- Do this -
Check each line for the string "Cornerstone". Give only the count of lines that have it.

- Records to use -

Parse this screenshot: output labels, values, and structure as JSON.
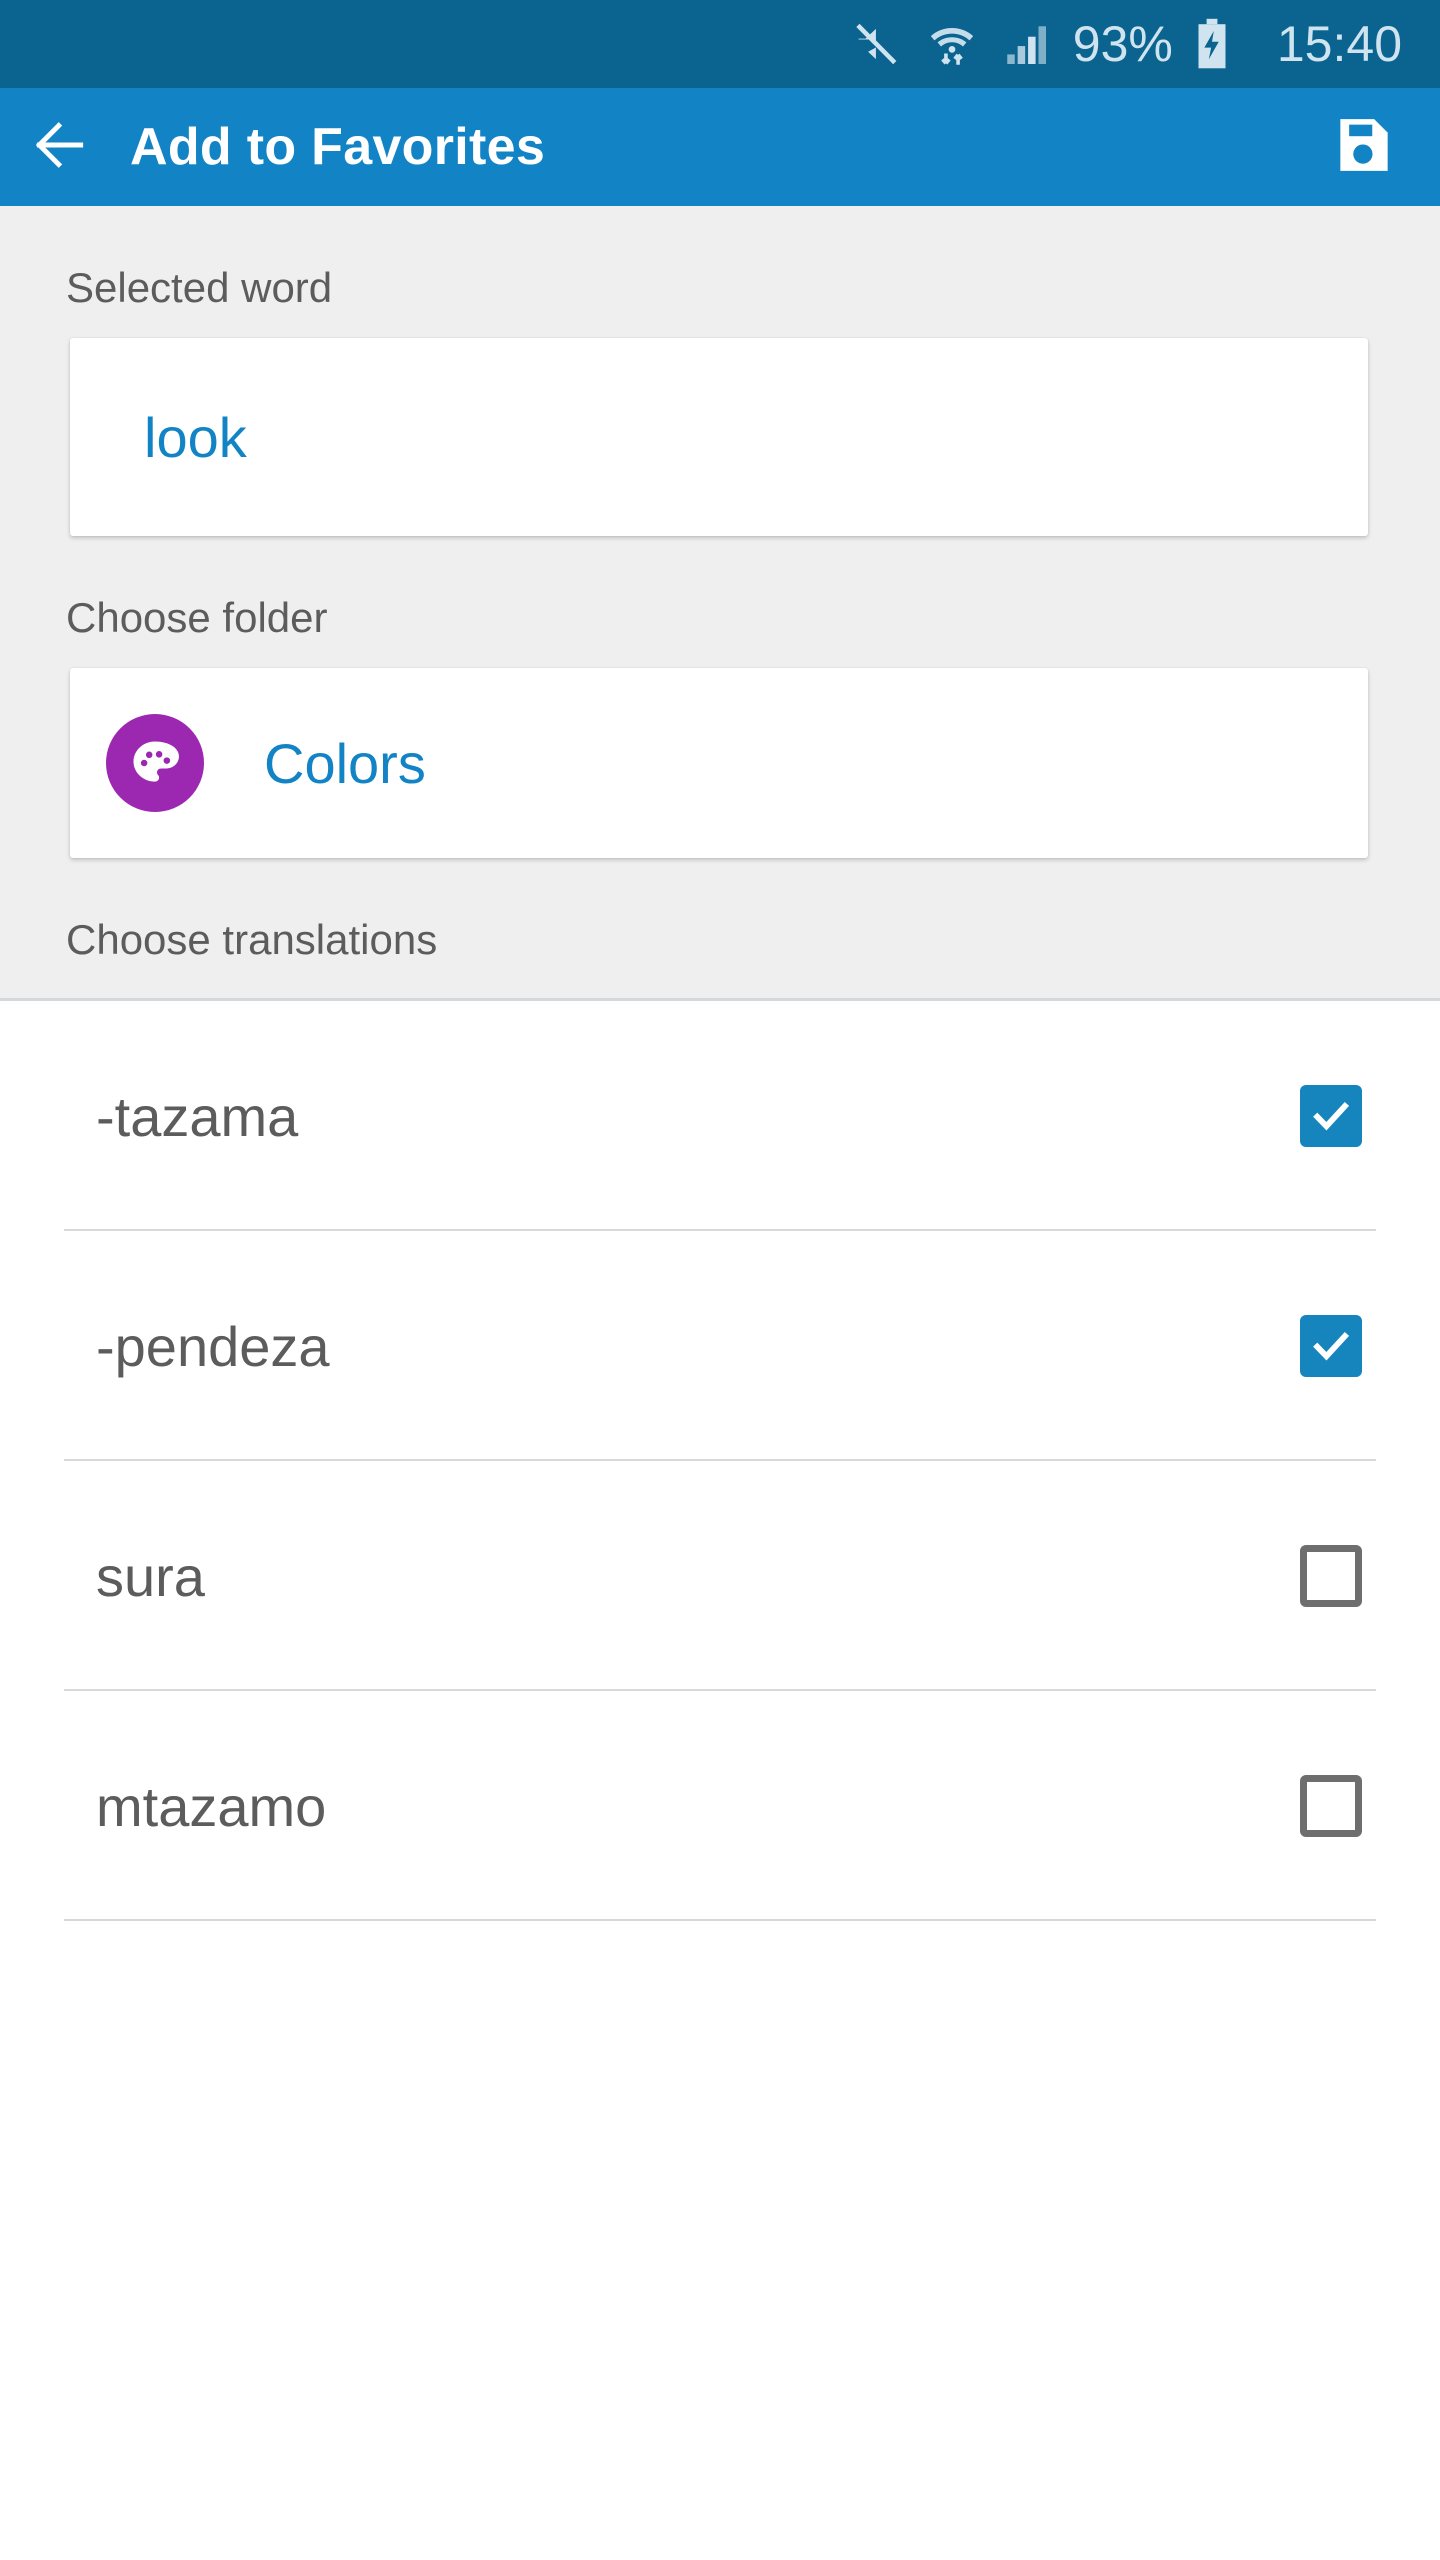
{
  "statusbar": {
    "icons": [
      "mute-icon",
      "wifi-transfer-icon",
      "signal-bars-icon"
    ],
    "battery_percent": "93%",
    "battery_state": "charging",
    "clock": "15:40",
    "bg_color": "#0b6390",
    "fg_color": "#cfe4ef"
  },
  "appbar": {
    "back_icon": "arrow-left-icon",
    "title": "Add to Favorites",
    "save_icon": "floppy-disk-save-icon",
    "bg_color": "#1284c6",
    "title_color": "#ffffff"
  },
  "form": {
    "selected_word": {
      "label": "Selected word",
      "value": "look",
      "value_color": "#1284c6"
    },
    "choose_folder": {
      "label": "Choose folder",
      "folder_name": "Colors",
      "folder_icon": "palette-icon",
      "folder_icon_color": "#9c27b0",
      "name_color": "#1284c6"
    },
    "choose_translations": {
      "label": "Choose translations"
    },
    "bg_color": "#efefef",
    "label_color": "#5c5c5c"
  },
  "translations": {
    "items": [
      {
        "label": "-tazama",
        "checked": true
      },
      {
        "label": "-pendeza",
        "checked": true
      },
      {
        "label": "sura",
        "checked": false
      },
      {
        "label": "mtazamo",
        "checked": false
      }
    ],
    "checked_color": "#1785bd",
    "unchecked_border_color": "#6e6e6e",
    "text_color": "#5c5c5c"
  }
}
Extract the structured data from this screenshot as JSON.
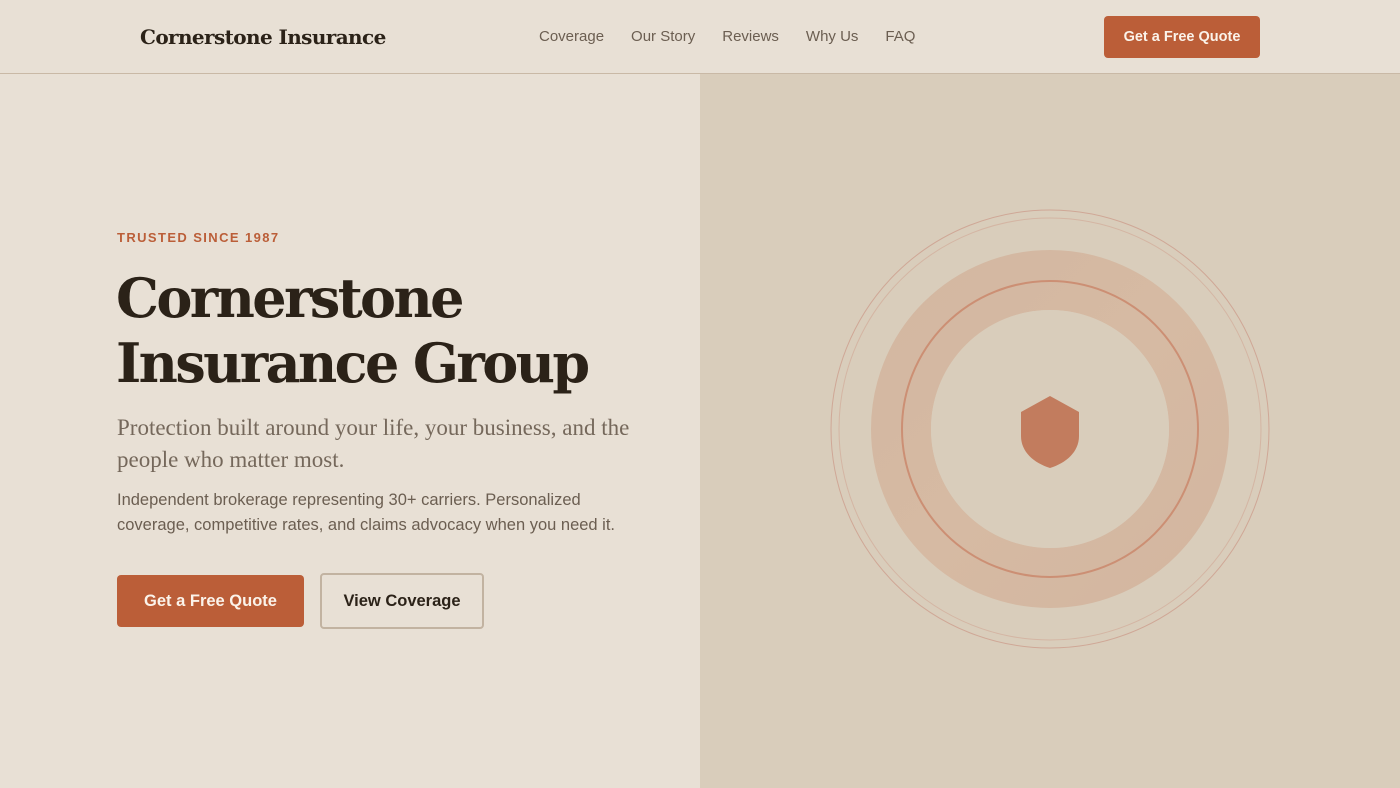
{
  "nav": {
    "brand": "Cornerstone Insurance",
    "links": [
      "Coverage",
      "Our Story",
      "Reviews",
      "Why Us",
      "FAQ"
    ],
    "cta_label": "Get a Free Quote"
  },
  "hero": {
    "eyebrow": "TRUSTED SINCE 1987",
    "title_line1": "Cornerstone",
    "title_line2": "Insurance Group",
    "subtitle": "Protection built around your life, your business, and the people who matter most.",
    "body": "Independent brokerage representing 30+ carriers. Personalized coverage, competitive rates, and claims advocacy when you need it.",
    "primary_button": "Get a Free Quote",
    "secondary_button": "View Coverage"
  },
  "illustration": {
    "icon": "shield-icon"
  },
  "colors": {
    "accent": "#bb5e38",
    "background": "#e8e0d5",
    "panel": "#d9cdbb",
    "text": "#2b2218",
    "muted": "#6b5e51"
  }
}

- Output for this task -
2